#### EXERCISE AIM:
Return a copy of every line in the records that includes the word "由动量守恒定律得".

** start of MATERIALS PROVIDED **

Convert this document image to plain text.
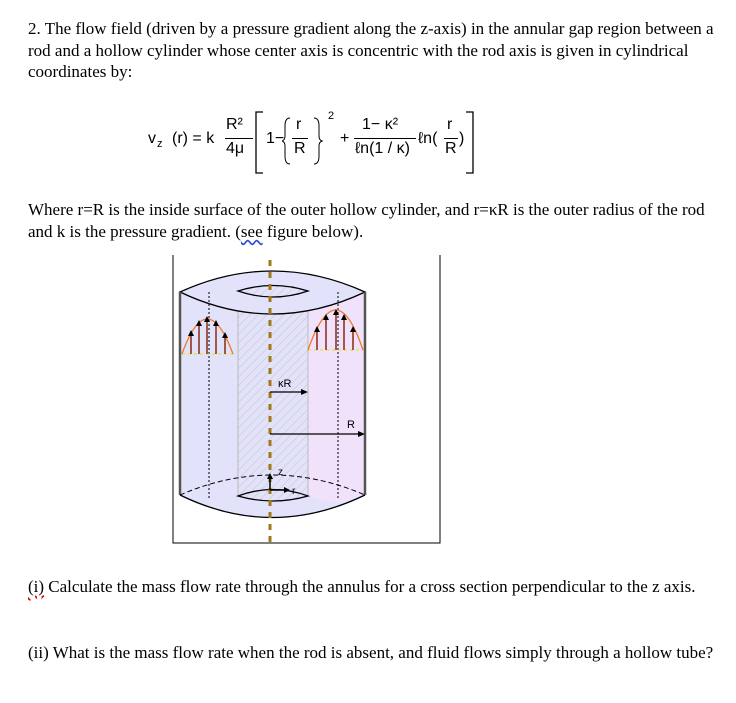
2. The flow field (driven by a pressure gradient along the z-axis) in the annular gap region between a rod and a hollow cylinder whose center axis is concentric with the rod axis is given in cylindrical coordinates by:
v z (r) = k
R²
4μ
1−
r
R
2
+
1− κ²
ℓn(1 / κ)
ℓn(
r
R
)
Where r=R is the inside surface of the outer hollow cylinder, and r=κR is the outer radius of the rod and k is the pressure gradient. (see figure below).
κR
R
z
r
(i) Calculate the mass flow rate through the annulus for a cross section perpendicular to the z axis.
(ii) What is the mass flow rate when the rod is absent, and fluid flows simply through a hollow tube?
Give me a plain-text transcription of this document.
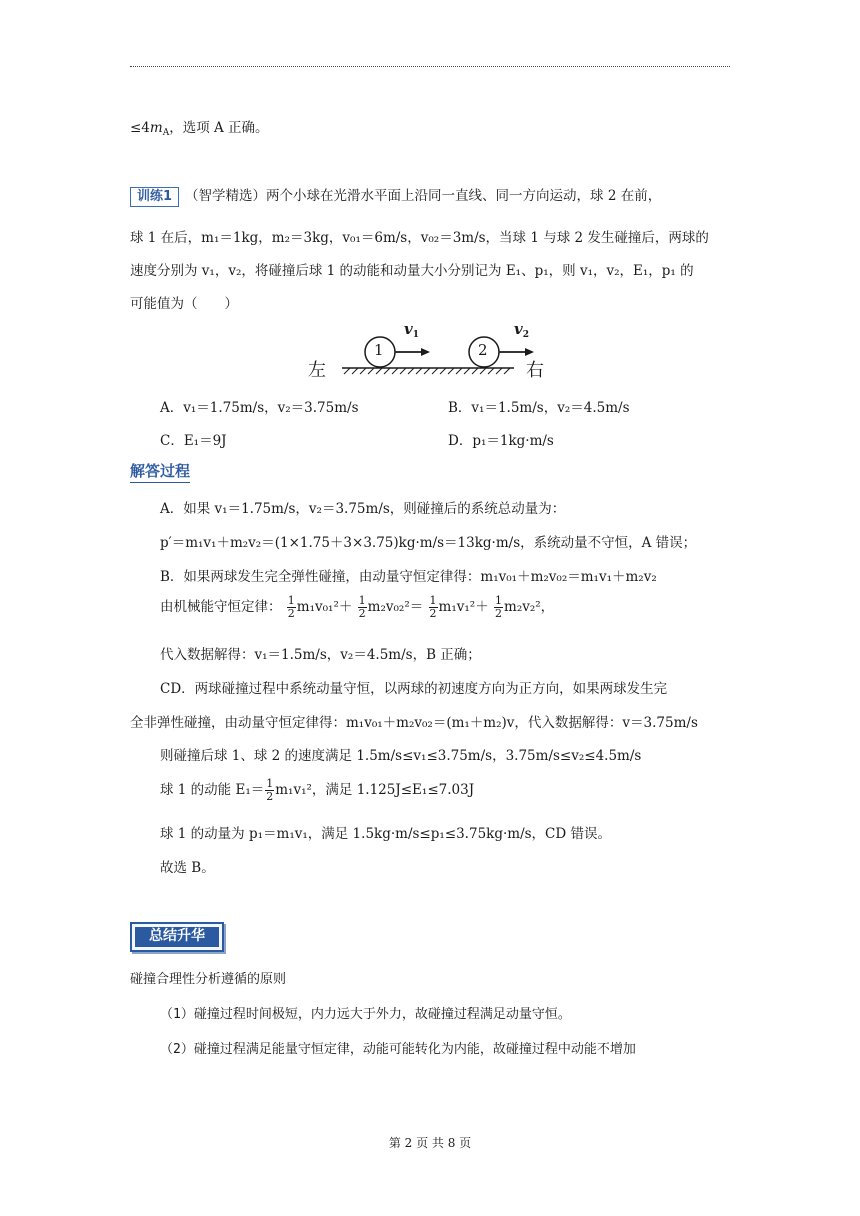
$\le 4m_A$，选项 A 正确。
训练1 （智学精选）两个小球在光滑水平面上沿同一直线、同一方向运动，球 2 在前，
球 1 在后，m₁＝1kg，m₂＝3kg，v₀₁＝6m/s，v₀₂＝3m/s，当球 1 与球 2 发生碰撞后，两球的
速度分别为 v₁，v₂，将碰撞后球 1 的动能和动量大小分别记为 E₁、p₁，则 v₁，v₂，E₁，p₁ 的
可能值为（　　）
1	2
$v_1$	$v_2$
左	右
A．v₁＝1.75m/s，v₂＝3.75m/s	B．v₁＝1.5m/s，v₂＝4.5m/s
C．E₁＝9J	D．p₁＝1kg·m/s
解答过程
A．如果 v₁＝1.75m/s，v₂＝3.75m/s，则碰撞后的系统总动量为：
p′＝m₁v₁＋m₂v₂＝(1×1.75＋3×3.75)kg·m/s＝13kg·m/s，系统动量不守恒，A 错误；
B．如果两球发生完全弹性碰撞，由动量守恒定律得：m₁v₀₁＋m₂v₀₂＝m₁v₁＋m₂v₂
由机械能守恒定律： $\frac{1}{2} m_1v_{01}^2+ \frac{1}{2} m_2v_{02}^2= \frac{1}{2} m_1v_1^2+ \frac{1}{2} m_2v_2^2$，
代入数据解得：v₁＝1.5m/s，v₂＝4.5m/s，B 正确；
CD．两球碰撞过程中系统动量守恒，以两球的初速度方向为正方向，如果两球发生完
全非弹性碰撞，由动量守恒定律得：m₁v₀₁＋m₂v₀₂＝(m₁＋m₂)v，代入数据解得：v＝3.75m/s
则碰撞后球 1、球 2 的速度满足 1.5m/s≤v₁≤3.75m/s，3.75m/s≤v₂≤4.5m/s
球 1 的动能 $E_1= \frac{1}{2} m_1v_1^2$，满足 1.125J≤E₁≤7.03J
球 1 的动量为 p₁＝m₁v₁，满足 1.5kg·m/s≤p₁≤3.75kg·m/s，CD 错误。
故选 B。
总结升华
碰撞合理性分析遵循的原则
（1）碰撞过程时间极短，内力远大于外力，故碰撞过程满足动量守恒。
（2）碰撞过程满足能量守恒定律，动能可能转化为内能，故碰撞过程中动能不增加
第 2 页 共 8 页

** end of MATERIALS PROVIDED **
** start of MATERIALS PROVIDED **

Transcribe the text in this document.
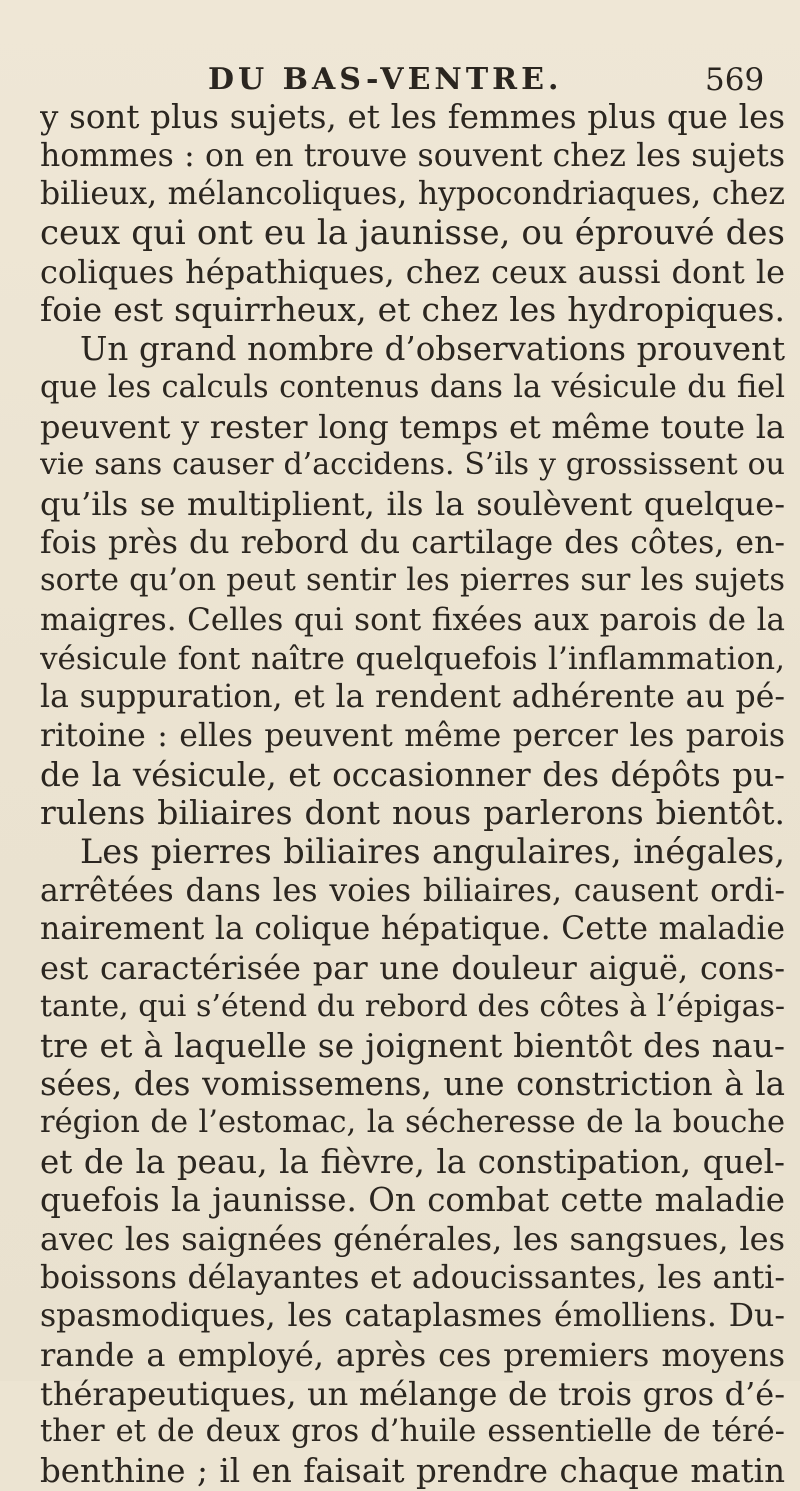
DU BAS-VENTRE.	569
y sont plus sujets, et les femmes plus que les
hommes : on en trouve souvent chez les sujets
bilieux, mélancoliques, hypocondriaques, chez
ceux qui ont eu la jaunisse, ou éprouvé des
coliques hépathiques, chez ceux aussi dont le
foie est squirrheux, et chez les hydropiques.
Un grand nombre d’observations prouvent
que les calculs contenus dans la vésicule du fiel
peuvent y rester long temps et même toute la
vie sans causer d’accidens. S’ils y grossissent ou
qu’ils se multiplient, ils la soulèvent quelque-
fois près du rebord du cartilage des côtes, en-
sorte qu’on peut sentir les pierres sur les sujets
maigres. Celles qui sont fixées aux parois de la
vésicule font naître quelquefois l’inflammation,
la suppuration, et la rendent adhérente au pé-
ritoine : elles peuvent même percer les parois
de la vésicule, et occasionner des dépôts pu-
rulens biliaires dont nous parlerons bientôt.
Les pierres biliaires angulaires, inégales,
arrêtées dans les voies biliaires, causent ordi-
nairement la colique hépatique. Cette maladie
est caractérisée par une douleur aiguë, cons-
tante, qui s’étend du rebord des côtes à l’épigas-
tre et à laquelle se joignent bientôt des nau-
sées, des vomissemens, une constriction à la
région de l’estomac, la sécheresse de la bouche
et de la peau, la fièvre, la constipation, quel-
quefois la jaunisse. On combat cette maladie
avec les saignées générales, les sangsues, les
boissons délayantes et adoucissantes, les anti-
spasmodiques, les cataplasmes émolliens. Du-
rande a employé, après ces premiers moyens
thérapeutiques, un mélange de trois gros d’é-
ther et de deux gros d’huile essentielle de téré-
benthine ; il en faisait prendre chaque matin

** end of MATERIALS PROVIDED **

#### COMPLETE ANSWER:
B．如果两球发生完全弹性碰撞，由动量守恒定律得：m₁v₀₁＋m₂v₀₂＝m₁v₁＋m₂v₂
全非弹性碰撞，由动量守恒定律得：m₁v₀₁＋m₂v₀₂＝(m₁＋m₂)v，代入数据解得：v＝3.75m/s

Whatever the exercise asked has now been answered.